Reproduce each line of the material precisely.

··· RECORDS FOR THE TASK ···

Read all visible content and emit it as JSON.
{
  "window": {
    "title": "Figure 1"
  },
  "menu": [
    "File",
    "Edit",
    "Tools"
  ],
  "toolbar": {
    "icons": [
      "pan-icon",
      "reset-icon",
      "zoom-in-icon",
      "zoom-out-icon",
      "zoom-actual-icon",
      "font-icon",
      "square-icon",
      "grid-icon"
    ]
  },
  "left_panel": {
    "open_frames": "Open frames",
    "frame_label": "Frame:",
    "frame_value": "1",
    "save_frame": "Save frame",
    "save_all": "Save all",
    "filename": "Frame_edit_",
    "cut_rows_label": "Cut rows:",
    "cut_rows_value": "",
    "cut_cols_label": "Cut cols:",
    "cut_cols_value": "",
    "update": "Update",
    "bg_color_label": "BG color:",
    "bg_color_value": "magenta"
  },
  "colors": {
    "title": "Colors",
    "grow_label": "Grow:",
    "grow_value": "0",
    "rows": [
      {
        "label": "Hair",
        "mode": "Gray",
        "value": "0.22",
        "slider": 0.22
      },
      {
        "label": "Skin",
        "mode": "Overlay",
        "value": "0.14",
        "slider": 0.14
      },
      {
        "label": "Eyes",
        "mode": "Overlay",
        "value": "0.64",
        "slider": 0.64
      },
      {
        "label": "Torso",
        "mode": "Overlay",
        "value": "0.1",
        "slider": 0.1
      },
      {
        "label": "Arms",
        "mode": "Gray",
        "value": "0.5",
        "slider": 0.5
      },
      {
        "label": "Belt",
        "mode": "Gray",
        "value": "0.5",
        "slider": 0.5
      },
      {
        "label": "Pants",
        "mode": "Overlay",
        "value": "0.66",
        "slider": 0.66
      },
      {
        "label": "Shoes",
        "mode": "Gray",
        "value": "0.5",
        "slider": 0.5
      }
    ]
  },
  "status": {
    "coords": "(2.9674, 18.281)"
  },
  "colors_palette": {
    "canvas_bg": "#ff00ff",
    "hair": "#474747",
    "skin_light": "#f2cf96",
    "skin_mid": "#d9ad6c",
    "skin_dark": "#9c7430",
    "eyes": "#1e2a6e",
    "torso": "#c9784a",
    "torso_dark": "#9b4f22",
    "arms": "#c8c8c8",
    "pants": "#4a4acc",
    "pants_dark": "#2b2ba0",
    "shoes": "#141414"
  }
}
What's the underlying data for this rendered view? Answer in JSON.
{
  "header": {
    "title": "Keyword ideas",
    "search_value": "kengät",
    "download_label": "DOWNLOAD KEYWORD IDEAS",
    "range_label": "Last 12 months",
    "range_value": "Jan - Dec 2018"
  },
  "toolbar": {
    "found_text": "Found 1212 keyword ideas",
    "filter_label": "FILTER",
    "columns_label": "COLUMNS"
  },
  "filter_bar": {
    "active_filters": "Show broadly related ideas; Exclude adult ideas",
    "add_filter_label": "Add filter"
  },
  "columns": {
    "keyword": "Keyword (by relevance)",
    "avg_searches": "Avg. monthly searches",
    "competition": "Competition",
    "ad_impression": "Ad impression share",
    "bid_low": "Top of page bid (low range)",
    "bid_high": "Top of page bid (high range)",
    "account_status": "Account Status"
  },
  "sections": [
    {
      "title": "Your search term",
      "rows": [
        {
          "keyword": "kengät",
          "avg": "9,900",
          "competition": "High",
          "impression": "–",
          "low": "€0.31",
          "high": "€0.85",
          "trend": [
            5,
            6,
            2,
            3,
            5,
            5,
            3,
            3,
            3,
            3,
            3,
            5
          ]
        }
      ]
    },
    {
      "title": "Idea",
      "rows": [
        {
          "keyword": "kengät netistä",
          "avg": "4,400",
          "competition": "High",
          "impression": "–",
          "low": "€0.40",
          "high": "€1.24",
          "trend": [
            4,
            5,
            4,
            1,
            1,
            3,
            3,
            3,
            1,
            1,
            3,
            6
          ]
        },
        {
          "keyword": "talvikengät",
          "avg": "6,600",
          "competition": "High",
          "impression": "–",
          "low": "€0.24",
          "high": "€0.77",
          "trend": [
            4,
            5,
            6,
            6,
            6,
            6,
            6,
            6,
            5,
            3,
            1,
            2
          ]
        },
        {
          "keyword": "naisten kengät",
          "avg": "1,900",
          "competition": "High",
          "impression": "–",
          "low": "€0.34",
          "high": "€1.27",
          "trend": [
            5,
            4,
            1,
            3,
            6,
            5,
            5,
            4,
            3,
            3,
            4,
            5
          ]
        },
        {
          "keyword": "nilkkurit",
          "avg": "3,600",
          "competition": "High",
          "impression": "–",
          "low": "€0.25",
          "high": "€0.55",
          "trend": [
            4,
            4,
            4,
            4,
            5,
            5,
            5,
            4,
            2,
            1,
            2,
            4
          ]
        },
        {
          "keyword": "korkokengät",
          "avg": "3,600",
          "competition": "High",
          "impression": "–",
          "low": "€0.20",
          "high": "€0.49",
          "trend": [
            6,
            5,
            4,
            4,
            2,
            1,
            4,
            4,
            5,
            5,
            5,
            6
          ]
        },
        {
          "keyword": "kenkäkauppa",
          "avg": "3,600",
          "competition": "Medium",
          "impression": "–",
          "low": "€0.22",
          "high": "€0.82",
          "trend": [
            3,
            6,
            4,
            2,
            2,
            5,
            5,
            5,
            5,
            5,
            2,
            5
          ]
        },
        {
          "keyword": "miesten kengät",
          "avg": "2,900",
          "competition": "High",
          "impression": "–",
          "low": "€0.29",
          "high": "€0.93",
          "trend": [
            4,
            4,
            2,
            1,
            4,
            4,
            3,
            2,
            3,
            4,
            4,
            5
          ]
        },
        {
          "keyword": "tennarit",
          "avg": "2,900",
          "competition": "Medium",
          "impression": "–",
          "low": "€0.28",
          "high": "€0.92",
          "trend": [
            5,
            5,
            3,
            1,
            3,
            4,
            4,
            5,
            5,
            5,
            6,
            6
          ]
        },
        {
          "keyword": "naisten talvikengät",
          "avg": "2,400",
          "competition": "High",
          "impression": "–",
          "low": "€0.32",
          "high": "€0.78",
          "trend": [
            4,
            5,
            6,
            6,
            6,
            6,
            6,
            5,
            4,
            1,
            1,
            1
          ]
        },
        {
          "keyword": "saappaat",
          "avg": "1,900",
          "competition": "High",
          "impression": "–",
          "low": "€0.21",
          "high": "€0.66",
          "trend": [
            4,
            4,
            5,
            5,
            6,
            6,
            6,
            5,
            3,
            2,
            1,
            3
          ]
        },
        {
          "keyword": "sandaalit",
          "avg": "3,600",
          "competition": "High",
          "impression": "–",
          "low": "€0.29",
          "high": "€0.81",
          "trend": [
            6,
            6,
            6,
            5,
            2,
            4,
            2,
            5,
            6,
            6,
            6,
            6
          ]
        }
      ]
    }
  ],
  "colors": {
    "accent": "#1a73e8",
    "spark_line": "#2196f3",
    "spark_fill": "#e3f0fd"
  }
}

···

CORRECT OUTPUT:
Read all visible content and emit it as JSON.
{
  "window": {
    "title": "Figure 1"
  },
  "menu": [
    "File",
    "Edit",
    "Tools"
  ],
  "toolbar": {
    "icons": [
      "pan-icon",
      "reset-icon",
      "zoom-in-icon",
      "zoom-out-icon",
      "zoom-actual-icon",
      "font-icon",
      "square-icon",
      "grid-icon"
    ]
  },
  "left_panel": {
    "open_frames": "Open frames",
    "frame_label": "Frame:",
    "frame_value": "1",
    "save_frame": "Save frame",
    "save_all": "Save all",
    "filename": "Frame_edit_",
    "cut_rows_label": "Cut rows:",
    "cut_rows_value": "",
    "cut_cols_label": "Cut cols:",
    "cut_cols_value": "",
    "update": "Update",
    "bg_color_label": "BG color:",
    "bg_color_value": "magenta"
  },
  "colors": {
    "title": "Colors",
    "grow_label": "Grow:",
    "grow_value": "0",
    "rows": [
      {
        "label": "Hair",
        "mode": "Gray",
        "value": "0.22",
        "slider": 0.22
      },
      {
        "label": "Skin",
        "mode": "Overlay",
        "value": "0.14",
        "slider": 0.14
      },
      {
        "label": "Eyes",
        "mode": "Overlay",
        "value": "0.64",
        "slider": 0.64
      },
      {
        "label": "Torso",
        "mode": "Overlay",
        "value": "0.1",
        "slider": 0.1
      },
      {
        "label": "Arms",
        "mode": "Gray",
        "value": "0.5",
        "slider": 0.5
      },
      {
        "label": "Belt",
        "mode": "Gray",
        "value": "0.5",
        "slider": 0.5
      },
      {
        "label": "Pants",
        "mode": "Overlay",
        "value": "0.66",
        "slider": 0.66
      },
      {
        "label": "Shoes",
        "mode": "Gray",
        "value": "0.5",
        "slider": 0.5
      }
    ]
  },
  "status": {
    "coords": "(2.9674, 18.281)"
  },
  "colors_palette": {
    "canvas_bg": "#ff00ff",
    "hair": "#474747",
    "skin_light": "#f2cf96",
    "skin_mid": "#d9ad6c",
    "skin_dark": "#9c7430",
    "eyes": "#1e2a6e",
    "torso": "#c9784a",
    "torso_dark": "#9b4f22",
    "arms": "#c8c8c8",
    "pants": "#4a4acc",
    "pants_dark": "#2b2ba0",
    "shoes": "#141414"
  }
}
What's the underlying data for this rendered view? Answer in JSON.
{
  "header": {
    "title": "Keyword ideas",
    "search_value": "kengät",
    "download_label": "DOWNLOAD KEYWORD IDEAS",
    "range_label": "Last 12 months",
    "range_value": "Jan - Dec 2018"
  },
  "toolbar": {
    "found_text": "Found 1212 keyword ideas",
    "filter_label": "FILTER",
    "columns_label": "COLUMNS"
  },
  "filter_bar": {
    "active_filters": "Show broadly related ideas; Exclude adult ideas",
    "add_filter_label": "Add filter"
  },
  "columns": {
    "keyword": "Keyword (by relevance)",
    "avg_searches": "Avg. monthly searches",
    "competition": "Competition",
    "ad_impression": "Ad impression share",
    "bid_low": "Top of page bid (low range)",
    "bid_high": "Top of page bid (high range)",
    "account_status": "Account Status"
  },
  "sections": [
    {
      "title": "Your search term",
      "rows": [
        {
          "keyword": "kengät",
          "avg": "9,900",
          "competition": "High",
          "impression": "–",
          "low": "€0.31",
          "high": "€0.85",
          "trend": [
            5,
            6,
            2,
            3,
            5,
            5,
            3,
            3,
            3,
            3,
            3,
            5
          ]
        }
      ]
    },
    {
      "title": "Idea",
      "rows": [
        {
          "keyword": "kengät netistä",
          "avg": "4,400",
          "competition": "High",
          "impression": "–",
          "low": "€0.40",
          "high": "€1.24",
          "trend": [
            4,
            5,
            4,
            1,
            1,
            3,
            3,
            3,
            1,
            1,
            3,
            6
          ]
        },
        {
          "keyword": "talvikengät",
          "avg": "6,600",
          "competition": "High",
          "impression": "–",
          "low": "€0.24",
          "high": "€0.77",
          "trend": [
            4,
            5,
            6,
            6,
            6,
            6,
            6,
            6,
            5,
            3,
            1,
            2
          ]
        },
        {
          "keyword": "naisten kengät",
          "avg": "1,900",
          "competition": "High",
          "impression": "–",
          "low": "€0.34",
          "high": "€1.27",
          "trend": [
            5,
            4,
            1,
            3,
            6,
            5,
            5,
            4,
            3,
            3,
            4,
            5
          ]
        },
        {
          "keyword": "nilkkurit",
          "avg": "3,600",
          "competition": "High",
          "impression": "–",
          "low": "€0.25",
          "high": "€0.55",
          "trend": [
            4,
            4,
            4,
            4,
            5,
            5,
            5,
            4,
            2,
            1,
            2,
            4
          ]
        },
        {
          "keyword": "korkokengät",
          "avg": "3,600",
          "competition": "High",
          "impression": "–",
          "low": "€0.20",
          "high": "€0.49",
          "trend": [
            6,
            5,
            4,
            4,
            2,
            1,
            4,
            4,
            5,
            5,
            5,
            6
          ]
        },
        {
          "keyword": "kenkäkauppa",
          "avg": "3,600",
          "competition": "Medium",
          "impression": "–",
          "low": "€0.22",
          "high": "€0.82",
          "trend": [
            3,
            6,
            4,
            2,
            2,
            5,
            5,
            5,
            5,
            5,
            2,
            5
          ]
        },
        {
          "keyword": "miesten kengät",
          "avg": "2,900",
          "competition": "High",
          "impression": "–",
          "low": "€0.29",
          "high": "€0.93",
          "trend": [
            4,
            4,
            2,
            1,
            4,
            4,
            3,
            2,
            3,
            4,
            4,
            5
          ]
        },
        {
          "keyword": "tennarit",
          "avg": "2,900",
          "competition": "Medium",
          "impression": "–",
          "low": "€0.28",
          "high": "€0.92",
          "trend": [
            5,
            5,
            3,
            1,
            3,
            4,
            4,
            5,
            5,
            5,
            6,
            6
          ]
        },
        {
          "keyword": "naisten talvikengät",
          "avg": "2,400",
          "competition": "High",
          "impression": "–",
          "low": "€0.32",
          "high": "€0.78",
          "trend": [
            4,
            5,
            6,
            6,
            6,
            6,
            6,
            5,
            4,
            1,
            1,
            1
          ]
        },
        {
          "keyword": "saappaat",
          "avg": "1,900",
          "competition": "High",
          "impression": "–",
          "low": "€0.21",
          "high": "€0.66",
          "trend": [
            4,
            4,
            5,
            5,
            6,
            6,
            6,
            5,
            3,
            2,
            1,
            3
          ]
        },
        {
          "keyword": "sandaalit",
          "avg": "3,600",
          "competition": "High",
          "impression": "–",
          "low": "€0.29",
          "high": "€0.81",
          "trend": [
            6,
            6,
            6,
            5,
            2,
            4,
            2,
            5,
            6,
            6,
            6,
            6
          ]
        }
      ]
    }
  ],
  "colors": {
    "accent": "#1a73e8",
    "spark_line": "#2196f3",
    "spark_fill": "#e3f0fd"
  }
}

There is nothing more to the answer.